• **SET PROBLEM**
Every line below must be reproduced exactly. Copy them all.

Data items:
┄┄┄┄┄┄┄┄┄┄┄┄┄┄┄┄┄┄┄┄
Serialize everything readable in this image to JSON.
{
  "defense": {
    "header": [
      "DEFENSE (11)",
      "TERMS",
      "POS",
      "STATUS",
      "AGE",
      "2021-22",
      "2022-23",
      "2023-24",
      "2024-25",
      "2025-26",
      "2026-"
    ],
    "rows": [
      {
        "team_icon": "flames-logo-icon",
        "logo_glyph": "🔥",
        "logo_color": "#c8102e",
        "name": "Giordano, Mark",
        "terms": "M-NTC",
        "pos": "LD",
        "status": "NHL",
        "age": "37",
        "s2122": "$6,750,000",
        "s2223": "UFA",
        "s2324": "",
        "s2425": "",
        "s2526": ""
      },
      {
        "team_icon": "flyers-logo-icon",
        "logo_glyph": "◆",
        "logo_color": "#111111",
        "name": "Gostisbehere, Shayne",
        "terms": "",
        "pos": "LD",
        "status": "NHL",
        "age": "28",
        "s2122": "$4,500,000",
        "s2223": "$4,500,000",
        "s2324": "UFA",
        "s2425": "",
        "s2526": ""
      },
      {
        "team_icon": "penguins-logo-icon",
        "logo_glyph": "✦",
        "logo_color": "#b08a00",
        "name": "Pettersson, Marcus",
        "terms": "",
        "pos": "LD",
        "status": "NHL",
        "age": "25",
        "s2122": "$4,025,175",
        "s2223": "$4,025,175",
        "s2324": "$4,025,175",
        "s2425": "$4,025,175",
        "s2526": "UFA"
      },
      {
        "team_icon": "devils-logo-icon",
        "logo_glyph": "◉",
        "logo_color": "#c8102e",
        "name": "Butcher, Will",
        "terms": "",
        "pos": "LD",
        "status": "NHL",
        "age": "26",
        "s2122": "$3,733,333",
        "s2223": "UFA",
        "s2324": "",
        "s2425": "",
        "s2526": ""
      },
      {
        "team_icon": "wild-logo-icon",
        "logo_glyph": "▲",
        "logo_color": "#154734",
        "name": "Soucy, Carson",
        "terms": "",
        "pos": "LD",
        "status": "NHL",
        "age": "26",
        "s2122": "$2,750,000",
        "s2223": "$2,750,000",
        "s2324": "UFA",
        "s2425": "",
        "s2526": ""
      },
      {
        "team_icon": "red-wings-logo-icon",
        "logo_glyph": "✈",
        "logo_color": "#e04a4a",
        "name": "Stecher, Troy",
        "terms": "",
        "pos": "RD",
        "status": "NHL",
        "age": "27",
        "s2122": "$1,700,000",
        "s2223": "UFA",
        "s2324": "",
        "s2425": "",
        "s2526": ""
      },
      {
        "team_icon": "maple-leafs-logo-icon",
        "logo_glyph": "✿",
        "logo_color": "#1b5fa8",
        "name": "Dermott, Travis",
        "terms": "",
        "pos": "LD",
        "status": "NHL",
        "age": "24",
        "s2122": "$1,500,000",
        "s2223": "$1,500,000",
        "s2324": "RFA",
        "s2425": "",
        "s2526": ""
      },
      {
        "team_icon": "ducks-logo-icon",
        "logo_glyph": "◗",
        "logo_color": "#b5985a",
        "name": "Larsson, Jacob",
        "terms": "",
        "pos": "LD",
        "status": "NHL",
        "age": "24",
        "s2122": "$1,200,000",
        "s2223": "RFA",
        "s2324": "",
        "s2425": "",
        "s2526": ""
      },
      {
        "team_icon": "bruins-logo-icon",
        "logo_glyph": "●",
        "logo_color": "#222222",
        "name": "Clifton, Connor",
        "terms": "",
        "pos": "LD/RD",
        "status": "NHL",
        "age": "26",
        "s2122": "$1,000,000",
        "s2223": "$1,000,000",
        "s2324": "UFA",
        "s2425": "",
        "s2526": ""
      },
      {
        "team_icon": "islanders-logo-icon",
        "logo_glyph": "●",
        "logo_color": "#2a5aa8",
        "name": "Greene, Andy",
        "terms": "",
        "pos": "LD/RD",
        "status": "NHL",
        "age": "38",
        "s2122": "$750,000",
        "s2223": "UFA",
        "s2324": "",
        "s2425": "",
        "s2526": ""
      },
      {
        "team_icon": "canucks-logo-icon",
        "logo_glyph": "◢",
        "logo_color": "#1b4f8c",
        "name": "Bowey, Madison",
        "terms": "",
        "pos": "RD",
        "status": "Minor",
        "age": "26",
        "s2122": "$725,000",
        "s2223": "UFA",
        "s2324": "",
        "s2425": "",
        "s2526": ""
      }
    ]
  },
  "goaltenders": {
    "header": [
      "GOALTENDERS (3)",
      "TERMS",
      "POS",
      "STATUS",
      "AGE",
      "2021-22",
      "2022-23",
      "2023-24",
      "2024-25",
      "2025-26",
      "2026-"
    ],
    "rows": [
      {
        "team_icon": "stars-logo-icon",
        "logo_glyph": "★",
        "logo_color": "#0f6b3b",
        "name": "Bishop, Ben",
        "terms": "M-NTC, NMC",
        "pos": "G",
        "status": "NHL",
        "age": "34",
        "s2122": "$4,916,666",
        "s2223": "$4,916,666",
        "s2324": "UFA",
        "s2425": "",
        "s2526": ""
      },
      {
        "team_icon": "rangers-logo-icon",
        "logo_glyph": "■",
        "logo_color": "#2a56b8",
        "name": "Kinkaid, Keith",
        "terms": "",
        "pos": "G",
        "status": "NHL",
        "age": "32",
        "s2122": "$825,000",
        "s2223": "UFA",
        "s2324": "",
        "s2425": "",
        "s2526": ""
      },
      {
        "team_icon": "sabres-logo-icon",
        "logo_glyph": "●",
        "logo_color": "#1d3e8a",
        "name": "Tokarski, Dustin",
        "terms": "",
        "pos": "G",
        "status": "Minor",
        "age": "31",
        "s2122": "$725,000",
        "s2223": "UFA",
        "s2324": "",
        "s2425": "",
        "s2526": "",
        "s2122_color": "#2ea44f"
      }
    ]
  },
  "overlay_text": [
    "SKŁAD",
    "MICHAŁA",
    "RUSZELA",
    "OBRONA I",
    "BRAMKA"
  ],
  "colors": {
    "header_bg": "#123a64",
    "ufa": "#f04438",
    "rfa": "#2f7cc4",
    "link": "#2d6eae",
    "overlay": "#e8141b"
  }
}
┄┄┄┄┄┄┄┄┄┄┄┄┄┄┄┄┄┄┄┄
• **RESPONSE BELOW**
Serialize everything readable in this image to JSON.
{
  "defense": {
    "header": [
      "DEFENSE (11)",
      "TERMS",
      "POS",
      "STATUS",
      "AGE",
      "2021-22",
      "2022-23",
      "2023-24",
      "2024-25",
      "2025-26",
      "2026-"
    ],
    "rows": [
      {
        "team_icon": "flames-logo-icon",
        "logo_glyph": "🔥",
        "logo_color": "#c8102e",
        "name": "Giordano, Mark",
        "terms": "M-NTC",
        "pos": "LD",
        "status": "NHL",
        "age": "37",
        "s2122": "$6,750,000",
        "s2223": "UFA",
        "s2324": "",
        "s2425": "",
        "s2526": ""
      },
      {
        "team_icon": "flyers-logo-icon",
        "logo_glyph": "◆",
        "logo_color": "#111111",
        "name": "Gostisbehere, Shayne",
        "terms": "",
        "pos": "LD",
        "status": "NHL",
        "age": "28",
        "s2122": "$4,500,000",
        "s2223": "$4,500,000",
        "s2324": "UFA",
        "s2425": "",
        "s2526": ""
      },
      {
        "team_icon": "penguins-logo-icon",
        "logo_glyph": "✦",
        "logo_color": "#b08a00",
        "name": "Pettersson, Marcus",
        "terms": "",
        "pos": "LD",
        "status": "NHL",
        "age": "25",
        "s2122": "$4,025,175",
        "s2223": "$4,025,175",
        "s2324": "$4,025,175",
        "s2425": "$4,025,175",
        "s2526": "UFA"
      },
      {
        "team_icon": "devils-logo-icon",
        "logo_glyph": "◉",
        "logo_color": "#c8102e",
        "name": "Butcher, Will",
        "terms": "",
        "pos": "LD",
        "status": "NHL",
        "age": "26",
        "s2122": "$3,733,333",
        "s2223": "UFA",
        "s2324": "",
        "s2425": "",
        "s2526": ""
      },
      {
        "team_icon": "wild-logo-icon",
        "logo_glyph": "▲",
        "logo_color": "#154734",
        "name": "Soucy, Carson",
        "terms": "",
        "pos": "LD",
        "status": "NHL",
        "age": "26",
        "s2122": "$2,750,000",
        "s2223": "$2,750,000",
        "s2324": "UFA",
        "s2425": "",
        "s2526": ""
      },
      {
        "team_icon": "red-wings-logo-icon",
        "logo_glyph": "✈",
        "logo_color": "#e04a4a",
        "name": "Stecher, Troy",
        "terms": "",
        "pos": "RD",
        "status": "NHL",
        "age": "27",
        "s2122": "$1,700,000",
        "s2223": "UFA",
        "s2324": "",
        "s2425": "",
        "s2526": ""
      },
      {
        "team_icon": "maple-leafs-logo-icon",
        "logo_glyph": "✿",
        "logo_color": "#1b5fa8",
        "name": "Dermott, Travis",
        "terms": "",
        "pos": "LD",
        "status": "NHL",
        "age": "24",
        "s2122": "$1,500,000",
        "s2223": "$1,500,000",
        "s2324": "RFA",
        "s2425": "",
        "s2526": ""
      },
      {
        "team_icon": "ducks-logo-icon",
        "logo_glyph": "◗",
        "logo_color": "#b5985a",
        "name": "Larsson, Jacob",
        "terms": "",
        "pos": "LD",
        "status": "NHL",
        "age": "24",
        "s2122": "$1,200,000",
        "s2223": "RFA",
        "s2324": "",
        "s2425": "",
        "s2526": ""
      },
      {
        "team_icon": "bruins-logo-icon",
        "logo_glyph": "●",
        "logo_color": "#222222",
        "name": "Clifton, Connor",
        "terms": "",
        "pos": "LD/RD",
        "status": "NHL",
        "age": "26",
        "s2122": "$1,000,000",
        "s2223": "$1,000,000",
        "s2324": "UFA",
        "s2425": "",
        "s2526": ""
      },
      {
        "team_icon": "islanders-logo-icon",
        "logo_glyph": "●",
        "logo_color": "#2a5aa8",
        "name": "Greene, Andy",
        "terms": "",
        "pos": "LD/RD",
        "status": "NHL",
        "age": "38",
        "s2122": "$750,000",
        "s2223": "UFA",
        "s2324": "",
        "s2425": "",
        "s2526": ""
      },
      {
        "team_icon": "canucks-logo-icon",
        "logo_glyph": "◢",
        "logo_color": "#1b4f8c",
        "name": "Bowey, Madison",
        "terms": "",
        "pos": "RD",
        "status": "Minor",
        "age": "26",
        "s2122": "$725,000",
        "s2223": "UFA",
        "s2324": "",
        "s2425": "",
        "s2526": ""
      }
    ]
  },
  "goaltenders": {
    "header": [
      "GOALTENDERS (3)",
      "TERMS",
      "POS",
      "STATUS",
      "AGE",
      "2021-22",
      "2022-23",
      "2023-24",
      "2024-25",
      "2025-26",
      "2026-"
    ],
    "rows": [
      {
        "team_icon": "stars-logo-icon",
        "logo_glyph": "★",
        "logo_color": "#0f6b3b",
        "name": "Bishop, Ben",
        "terms": "M-NTC, NMC",
        "pos": "G",
        "status": "NHL",
        "age": "34",
        "s2122": "$4,916,666",
        "s2223": "$4,916,666",
        "s2324": "UFA",
        "s2425": "",
        "s2526": ""
      },
      {
        "team_icon": "rangers-logo-icon",
        "logo_glyph": "■",
        "logo_color": "#2a56b8",
        "name": "Kinkaid, Keith",
        "terms": "",
        "pos": "G",
        "status": "NHL",
        "age": "32",
        "s2122": "$825,000",
        "s2223": "UFA",
        "s2324": "",
        "s2425": "",
        "s2526": ""
      },
      {
        "team_icon": "sabres-logo-icon",
        "logo_glyph": "●",
        "logo_color": "#1d3e8a",
        "name": "Tokarski, Dustin",
        "terms": "",
        "pos": "G",
        "status": "Minor",
        "age": "31",
        "s2122": "$725,000",
        "s2223": "UFA",
        "s2324": "",
        "s2425": "",
        "s2526": "",
        "s2122_color": "#2ea44f"
      }
    ]
  },
  "overlay_text": [
    "SKŁAD",
    "MICHAŁA",
    "RUSZELA",
    "OBRONA I",
    "BRAMKA"
  ],
  "colors": {
    "header_bg": "#123a64",
    "ufa": "#f04438",
    "rfa": "#2f7cc4",
    "link": "#2d6eae",
    "overlay": "#e8141b"
  }
}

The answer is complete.